• Task requirements
Output all the entries word for word. Omit the pictures.

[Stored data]
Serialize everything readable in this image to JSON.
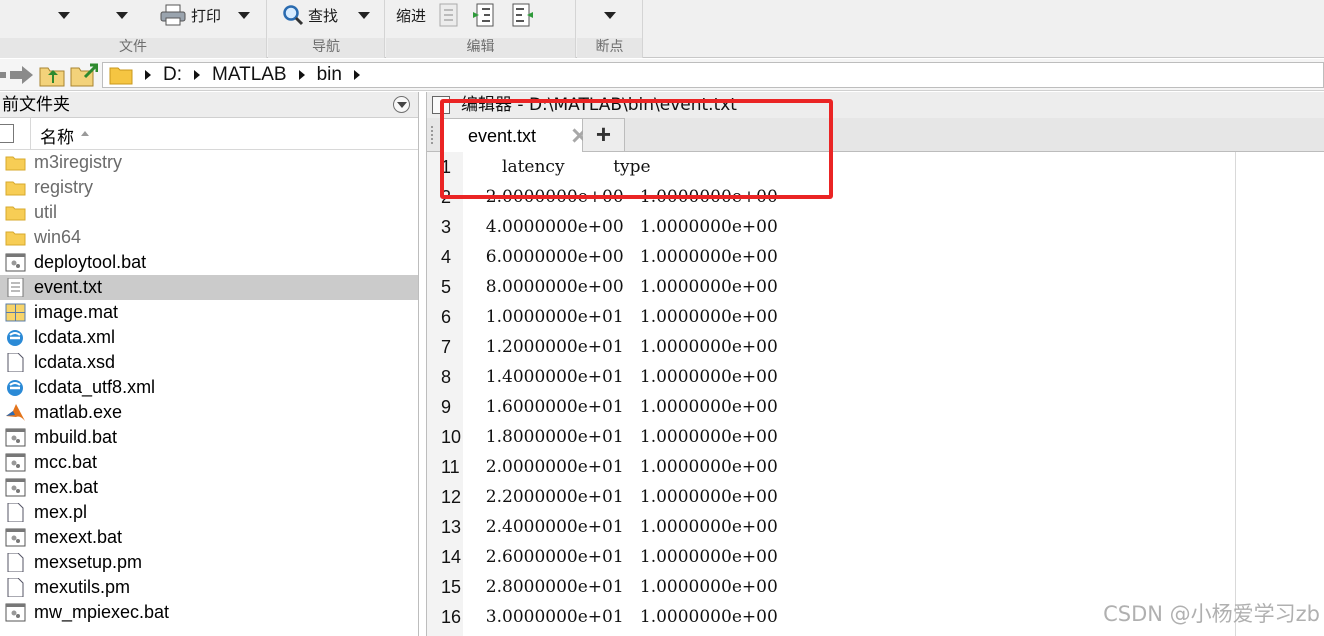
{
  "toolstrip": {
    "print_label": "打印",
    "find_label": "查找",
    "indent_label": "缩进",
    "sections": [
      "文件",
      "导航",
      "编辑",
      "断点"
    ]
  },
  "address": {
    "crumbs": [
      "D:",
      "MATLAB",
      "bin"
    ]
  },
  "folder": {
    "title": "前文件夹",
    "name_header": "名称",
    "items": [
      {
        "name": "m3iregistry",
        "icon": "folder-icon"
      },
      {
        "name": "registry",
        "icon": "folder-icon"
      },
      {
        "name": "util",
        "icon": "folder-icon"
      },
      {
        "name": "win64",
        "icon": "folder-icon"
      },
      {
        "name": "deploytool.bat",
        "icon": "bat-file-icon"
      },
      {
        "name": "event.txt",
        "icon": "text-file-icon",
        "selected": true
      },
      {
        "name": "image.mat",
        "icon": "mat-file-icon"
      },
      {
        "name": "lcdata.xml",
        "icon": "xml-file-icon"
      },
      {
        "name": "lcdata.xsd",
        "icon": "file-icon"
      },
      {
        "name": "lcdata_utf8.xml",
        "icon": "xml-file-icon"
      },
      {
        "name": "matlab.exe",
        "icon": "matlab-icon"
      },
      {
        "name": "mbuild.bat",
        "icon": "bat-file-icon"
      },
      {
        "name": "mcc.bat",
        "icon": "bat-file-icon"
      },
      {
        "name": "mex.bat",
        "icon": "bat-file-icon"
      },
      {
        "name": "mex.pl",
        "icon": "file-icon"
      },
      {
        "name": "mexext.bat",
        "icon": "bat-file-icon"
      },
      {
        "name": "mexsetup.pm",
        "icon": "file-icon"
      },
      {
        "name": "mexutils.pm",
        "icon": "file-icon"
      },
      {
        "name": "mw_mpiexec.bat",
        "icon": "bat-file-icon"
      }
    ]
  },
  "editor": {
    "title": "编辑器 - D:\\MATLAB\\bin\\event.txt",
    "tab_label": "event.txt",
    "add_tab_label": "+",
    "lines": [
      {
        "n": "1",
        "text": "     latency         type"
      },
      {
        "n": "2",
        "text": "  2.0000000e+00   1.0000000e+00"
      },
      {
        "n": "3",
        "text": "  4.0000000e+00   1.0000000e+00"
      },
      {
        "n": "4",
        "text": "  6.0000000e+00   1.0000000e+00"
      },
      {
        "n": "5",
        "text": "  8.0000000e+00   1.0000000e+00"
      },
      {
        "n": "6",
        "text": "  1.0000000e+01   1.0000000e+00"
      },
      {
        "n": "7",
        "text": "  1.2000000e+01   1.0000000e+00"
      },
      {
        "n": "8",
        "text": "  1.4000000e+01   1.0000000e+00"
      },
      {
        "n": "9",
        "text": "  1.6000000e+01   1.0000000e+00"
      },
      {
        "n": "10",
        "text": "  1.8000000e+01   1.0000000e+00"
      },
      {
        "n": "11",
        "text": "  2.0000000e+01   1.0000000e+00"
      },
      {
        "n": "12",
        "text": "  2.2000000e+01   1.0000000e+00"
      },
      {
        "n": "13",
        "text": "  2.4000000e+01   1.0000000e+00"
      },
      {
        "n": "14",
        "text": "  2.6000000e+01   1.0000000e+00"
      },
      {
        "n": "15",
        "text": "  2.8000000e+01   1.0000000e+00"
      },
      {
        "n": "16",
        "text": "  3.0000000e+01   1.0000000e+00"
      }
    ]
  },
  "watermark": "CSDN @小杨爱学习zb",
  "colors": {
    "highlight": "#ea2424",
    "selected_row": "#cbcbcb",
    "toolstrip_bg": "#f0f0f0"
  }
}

• Correct output
Serialize everything readable in this image to JSON.
{
  "toolstrip": {
    "print_label": "打印",
    "find_label": "查找",
    "indent_label": "缩进",
    "sections": [
      "文件",
      "导航",
      "编辑",
      "断点"
    ]
  },
  "address": {
    "crumbs": [
      "D:",
      "MATLAB",
      "bin"
    ]
  },
  "folder": {
    "title": "前文件夹",
    "name_header": "名称",
    "items": [
      {
        "name": "m3iregistry",
        "icon": "folder-icon"
      },
      {
        "name": "registry",
        "icon": "folder-icon"
      },
      {
        "name": "util",
        "icon": "folder-icon"
      },
      {
        "name": "win64",
        "icon": "folder-icon"
      },
      {
        "name": "deploytool.bat",
        "icon": "bat-file-icon"
      },
      {
        "name": "event.txt",
        "icon": "text-file-icon",
        "selected": true
      },
      {
        "name": "image.mat",
        "icon": "mat-file-icon"
      },
      {
        "name": "lcdata.xml",
        "icon": "xml-file-icon"
      },
      {
        "name": "lcdata.xsd",
        "icon": "file-icon"
      },
      {
        "name": "lcdata_utf8.xml",
        "icon": "xml-file-icon"
      },
      {
        "name": "matlab.exe",
        "icon": "matlab-icon"
      },
      {
        "name": "mbuild.bat",
        "icon": "bat-file-icon"
      },
      {
        "name": "mcc.bat",
        "icon": "bat-file-icon"
      },
      {
        "name": "mex.bat",
        "icon": "bat-file-icon"
      },
      {
        "name": "mex.pl",
        "icon": "file-icon"
      },
      {
        "name": "mexext.bat",
        "icon": "bat-file-icon"
      },
      {
        "name": "mexsetup.pm",
        "icon": "file-icon"
      },
      {
        "name": "mexutils.pm",
        "icon": "file-icon"
      },
      {
        "name": "mw_mpiexec.bat",
        "icon": "bat-file-icon"
      }
    ]
  },
  "editor": {
    "title": "编辑器 - D:\\MATLAB\\bin\\event.txt",
    "tab_label": "event.txt",
    "add_tab_label": "+",
    "lines": [
      {
        "n": "1",
        "text": "     latency         type"
      },
      {
        "n": "2",
        "text": "  2.0000000e+00   1.0000000e+00"
      },
      {
        "n": "3",
        "text": "  4.0000000e+00   1.0000000e+00"
      },
      {
        "n": "4",
        "text": "  6.0000000e+00   1.0000000e+00"
      },
      {
        "n": "5",
        "text": "  8.0000000e+00   1.0000000e+00"
      },
      {
        "n": "6",
        "text": "  1.0000000e+01   1.0000000e+00"
      },
      {
        "n": "7",
        "text": "  1.2000000e+01   1.0000000e+00"
      },
      {
        "n": "8",
        "text": "  1.4000000e+01   1.0000000e+00"
      },
      {
        "n": "9",
        "text": "  1.6000000e+01   1.0000000e+00"
      },
      {
        "n": "10",
        "text": "  1.8000000e+01   1.0000000e+00"
      },
      {
        "n": "11",
        "text": "  2.0000000e+01   1.0000000e+00"
      },
      {
        "n": "12",
        "text": "  2.2000000e+01   1.0000000e+00"
      },
      {
        "n": "13",
        "text": "  2.4000000e+01   1.0000000e+00"
      },
      {
        "n": "14",
        "text": "  2.6000000e+01   1.0000000e+00"
      },
      {
        "n": "15",
        "text": "  2.8000000e+01   1.0000000e+00"
      },
      {
        "n": "16",
        "text": "  3.0000000e+01   1.0000000e+00"
      }
    ]
  },
  "watermark": "CSDN @小杨爱学习zb",
  "colors": {
    "highlight": "#ea2424",
    "selected_row": "#cbcbcb",
    "toolstrip_bg": "#f0f0f0"
  }
}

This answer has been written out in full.